Objective
Sort through the entries below and pull out lines containing the word "industry".

Entries shown

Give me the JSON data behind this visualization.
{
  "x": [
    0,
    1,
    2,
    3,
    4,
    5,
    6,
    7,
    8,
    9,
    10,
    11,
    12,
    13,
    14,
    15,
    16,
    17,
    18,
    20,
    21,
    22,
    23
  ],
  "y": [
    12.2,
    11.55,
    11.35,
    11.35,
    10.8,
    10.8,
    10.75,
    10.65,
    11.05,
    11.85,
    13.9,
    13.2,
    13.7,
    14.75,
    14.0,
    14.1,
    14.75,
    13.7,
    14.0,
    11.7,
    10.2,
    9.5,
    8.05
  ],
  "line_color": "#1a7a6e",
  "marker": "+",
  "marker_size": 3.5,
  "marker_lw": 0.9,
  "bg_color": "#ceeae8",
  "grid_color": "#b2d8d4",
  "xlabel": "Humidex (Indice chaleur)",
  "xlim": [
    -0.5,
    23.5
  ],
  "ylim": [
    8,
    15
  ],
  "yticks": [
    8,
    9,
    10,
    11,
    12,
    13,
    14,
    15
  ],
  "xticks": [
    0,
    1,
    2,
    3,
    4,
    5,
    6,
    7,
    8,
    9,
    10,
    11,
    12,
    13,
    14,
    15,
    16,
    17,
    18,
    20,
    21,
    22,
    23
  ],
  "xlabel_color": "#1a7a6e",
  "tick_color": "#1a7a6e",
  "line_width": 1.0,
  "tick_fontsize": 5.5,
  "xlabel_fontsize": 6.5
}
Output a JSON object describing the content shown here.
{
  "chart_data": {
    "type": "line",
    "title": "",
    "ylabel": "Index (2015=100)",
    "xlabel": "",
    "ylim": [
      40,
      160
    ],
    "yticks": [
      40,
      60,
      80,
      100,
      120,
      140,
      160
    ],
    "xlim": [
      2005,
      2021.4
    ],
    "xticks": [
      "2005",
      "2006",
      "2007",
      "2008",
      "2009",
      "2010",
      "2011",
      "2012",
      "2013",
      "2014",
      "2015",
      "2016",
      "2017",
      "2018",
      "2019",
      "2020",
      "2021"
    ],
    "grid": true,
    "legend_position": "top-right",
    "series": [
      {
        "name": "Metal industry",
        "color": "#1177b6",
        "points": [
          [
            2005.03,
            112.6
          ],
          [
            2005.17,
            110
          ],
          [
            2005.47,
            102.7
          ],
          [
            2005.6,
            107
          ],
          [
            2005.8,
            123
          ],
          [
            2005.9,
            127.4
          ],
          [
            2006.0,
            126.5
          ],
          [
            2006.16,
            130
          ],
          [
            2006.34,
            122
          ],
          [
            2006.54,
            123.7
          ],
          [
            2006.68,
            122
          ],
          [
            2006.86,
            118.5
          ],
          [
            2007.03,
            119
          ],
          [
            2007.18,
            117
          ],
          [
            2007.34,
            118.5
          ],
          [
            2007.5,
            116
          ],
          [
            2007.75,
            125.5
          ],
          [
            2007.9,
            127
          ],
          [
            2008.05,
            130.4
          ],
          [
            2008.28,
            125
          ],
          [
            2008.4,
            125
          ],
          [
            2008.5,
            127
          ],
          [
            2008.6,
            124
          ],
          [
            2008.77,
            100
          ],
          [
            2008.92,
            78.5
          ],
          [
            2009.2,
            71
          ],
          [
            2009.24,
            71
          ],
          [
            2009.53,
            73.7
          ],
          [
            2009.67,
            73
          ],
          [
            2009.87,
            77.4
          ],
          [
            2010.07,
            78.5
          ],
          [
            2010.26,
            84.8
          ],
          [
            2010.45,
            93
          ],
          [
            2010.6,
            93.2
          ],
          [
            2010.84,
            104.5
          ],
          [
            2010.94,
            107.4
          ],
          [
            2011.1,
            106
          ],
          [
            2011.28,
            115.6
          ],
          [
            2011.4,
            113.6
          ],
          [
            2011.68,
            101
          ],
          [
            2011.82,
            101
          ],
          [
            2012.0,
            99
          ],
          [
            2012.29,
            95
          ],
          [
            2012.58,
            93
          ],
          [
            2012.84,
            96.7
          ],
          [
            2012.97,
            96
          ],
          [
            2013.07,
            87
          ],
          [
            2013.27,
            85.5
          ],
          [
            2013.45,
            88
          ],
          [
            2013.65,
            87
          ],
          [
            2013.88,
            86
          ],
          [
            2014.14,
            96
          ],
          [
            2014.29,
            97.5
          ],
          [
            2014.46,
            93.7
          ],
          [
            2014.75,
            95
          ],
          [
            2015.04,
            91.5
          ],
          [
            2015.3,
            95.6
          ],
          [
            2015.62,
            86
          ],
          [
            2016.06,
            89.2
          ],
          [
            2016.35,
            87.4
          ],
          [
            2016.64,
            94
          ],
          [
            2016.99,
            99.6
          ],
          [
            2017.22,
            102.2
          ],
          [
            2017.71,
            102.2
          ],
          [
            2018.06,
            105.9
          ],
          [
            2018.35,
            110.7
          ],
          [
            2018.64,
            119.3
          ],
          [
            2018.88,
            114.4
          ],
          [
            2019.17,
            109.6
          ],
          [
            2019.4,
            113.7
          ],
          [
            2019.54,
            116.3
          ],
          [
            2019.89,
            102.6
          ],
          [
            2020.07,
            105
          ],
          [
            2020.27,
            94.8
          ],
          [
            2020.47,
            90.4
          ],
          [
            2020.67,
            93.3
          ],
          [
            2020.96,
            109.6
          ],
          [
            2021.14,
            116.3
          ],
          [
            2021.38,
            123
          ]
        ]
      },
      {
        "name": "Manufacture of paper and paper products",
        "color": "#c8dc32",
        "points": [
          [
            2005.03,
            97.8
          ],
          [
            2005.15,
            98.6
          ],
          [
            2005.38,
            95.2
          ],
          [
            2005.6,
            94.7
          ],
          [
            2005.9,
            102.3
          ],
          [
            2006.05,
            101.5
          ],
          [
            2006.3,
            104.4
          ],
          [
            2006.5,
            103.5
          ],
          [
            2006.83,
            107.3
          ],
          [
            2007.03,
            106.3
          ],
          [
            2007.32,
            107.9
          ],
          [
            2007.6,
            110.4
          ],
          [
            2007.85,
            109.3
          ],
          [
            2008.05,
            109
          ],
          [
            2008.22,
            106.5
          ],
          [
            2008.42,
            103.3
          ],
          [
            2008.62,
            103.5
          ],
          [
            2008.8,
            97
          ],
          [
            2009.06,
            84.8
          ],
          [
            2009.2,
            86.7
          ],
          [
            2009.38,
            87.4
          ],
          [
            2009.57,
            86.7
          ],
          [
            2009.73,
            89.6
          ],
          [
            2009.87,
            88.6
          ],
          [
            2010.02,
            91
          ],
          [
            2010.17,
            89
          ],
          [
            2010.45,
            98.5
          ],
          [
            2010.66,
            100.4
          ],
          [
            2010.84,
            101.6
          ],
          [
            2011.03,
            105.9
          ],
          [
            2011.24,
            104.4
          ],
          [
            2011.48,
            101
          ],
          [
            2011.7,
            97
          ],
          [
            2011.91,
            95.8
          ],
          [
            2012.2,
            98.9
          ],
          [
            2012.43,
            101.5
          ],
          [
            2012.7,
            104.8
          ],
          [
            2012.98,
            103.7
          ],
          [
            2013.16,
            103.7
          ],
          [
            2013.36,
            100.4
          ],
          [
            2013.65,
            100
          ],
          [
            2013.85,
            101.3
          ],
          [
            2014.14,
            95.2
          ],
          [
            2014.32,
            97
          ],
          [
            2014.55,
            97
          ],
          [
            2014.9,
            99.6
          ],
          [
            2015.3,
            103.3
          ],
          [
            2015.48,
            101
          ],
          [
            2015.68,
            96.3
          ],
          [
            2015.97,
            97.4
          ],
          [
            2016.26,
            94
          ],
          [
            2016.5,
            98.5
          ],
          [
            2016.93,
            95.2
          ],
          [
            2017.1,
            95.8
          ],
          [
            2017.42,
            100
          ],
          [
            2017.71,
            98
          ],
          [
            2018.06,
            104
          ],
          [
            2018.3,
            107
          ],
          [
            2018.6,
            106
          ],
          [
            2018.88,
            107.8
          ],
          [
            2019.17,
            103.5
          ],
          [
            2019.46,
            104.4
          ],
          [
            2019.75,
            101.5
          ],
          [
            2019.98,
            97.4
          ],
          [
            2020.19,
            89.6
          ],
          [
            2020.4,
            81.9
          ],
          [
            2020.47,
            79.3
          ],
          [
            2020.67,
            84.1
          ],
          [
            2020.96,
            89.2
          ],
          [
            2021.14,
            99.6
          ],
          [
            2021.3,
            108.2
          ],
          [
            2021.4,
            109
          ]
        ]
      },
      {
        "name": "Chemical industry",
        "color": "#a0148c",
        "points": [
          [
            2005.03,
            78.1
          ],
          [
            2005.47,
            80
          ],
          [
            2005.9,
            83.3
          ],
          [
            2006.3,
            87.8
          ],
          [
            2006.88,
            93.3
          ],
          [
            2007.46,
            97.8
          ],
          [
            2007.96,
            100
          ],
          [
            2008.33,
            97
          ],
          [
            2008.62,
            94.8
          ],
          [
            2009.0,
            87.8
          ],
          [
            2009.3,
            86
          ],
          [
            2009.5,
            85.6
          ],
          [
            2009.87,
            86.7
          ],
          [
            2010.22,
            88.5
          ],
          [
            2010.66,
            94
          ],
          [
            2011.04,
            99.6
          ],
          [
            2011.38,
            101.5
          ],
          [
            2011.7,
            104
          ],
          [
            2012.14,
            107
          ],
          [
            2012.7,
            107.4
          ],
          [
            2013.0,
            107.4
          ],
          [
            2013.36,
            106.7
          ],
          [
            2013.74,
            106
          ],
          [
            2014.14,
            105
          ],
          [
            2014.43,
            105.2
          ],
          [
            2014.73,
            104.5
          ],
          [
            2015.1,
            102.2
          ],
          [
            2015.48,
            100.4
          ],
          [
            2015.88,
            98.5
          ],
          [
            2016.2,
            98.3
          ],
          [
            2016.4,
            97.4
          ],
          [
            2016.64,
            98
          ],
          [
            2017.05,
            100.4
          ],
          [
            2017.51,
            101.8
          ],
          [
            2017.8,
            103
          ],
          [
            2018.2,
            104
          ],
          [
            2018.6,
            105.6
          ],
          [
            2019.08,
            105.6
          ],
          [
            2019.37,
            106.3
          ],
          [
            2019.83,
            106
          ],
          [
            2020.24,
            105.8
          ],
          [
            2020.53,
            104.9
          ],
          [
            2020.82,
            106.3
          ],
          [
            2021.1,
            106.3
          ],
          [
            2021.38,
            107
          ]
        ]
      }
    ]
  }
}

The solution
        "name": "Metal industry",
        "name": "Chemical industry",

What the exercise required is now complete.